Dataset rows
****************

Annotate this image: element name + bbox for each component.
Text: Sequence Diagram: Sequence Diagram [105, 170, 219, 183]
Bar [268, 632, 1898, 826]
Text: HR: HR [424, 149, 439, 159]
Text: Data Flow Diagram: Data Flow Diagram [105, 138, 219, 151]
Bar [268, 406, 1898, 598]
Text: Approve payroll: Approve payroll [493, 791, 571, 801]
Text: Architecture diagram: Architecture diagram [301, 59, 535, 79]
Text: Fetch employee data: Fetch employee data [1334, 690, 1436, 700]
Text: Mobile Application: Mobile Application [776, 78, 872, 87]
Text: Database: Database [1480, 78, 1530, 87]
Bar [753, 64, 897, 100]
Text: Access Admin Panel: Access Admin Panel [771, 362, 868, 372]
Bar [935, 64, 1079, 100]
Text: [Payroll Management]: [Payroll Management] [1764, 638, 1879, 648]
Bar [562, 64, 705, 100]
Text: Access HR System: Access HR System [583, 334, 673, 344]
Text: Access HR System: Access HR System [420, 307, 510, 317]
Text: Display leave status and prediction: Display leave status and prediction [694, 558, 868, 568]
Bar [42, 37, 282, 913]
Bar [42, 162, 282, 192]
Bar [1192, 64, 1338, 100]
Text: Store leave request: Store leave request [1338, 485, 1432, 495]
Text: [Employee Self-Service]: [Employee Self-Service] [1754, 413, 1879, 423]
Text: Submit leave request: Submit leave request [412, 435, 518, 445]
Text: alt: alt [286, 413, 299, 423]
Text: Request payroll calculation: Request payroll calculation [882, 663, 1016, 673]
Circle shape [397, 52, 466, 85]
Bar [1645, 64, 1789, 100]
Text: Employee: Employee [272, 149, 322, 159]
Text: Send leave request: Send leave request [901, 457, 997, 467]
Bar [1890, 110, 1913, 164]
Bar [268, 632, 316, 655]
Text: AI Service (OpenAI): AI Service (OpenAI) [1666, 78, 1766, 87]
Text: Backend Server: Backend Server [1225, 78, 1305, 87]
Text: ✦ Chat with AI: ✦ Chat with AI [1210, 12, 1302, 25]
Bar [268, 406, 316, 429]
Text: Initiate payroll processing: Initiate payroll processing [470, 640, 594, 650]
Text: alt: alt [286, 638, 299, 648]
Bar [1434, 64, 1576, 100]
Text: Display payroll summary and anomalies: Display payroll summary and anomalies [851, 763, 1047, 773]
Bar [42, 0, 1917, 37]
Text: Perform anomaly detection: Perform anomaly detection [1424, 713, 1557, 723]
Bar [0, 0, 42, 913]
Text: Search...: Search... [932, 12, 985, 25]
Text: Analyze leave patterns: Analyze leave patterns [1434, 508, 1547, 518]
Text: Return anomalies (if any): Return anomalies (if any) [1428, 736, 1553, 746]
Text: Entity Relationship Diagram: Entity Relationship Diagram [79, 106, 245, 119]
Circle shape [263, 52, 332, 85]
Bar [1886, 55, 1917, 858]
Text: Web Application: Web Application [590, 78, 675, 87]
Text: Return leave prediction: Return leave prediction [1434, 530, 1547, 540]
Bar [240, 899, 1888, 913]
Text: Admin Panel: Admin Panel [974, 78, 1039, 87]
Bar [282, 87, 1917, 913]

****************

Your task
Locate each line in the entries above that contains the string "Return" and copy those lines in full. Case matters.

Exercise result
Text: Return anomalies (if any): Return anomalies (if any) [1428, 736, 1553, 746]
Text: Return leave prediction: Return leave prediction [1434, 530, 1547, 540]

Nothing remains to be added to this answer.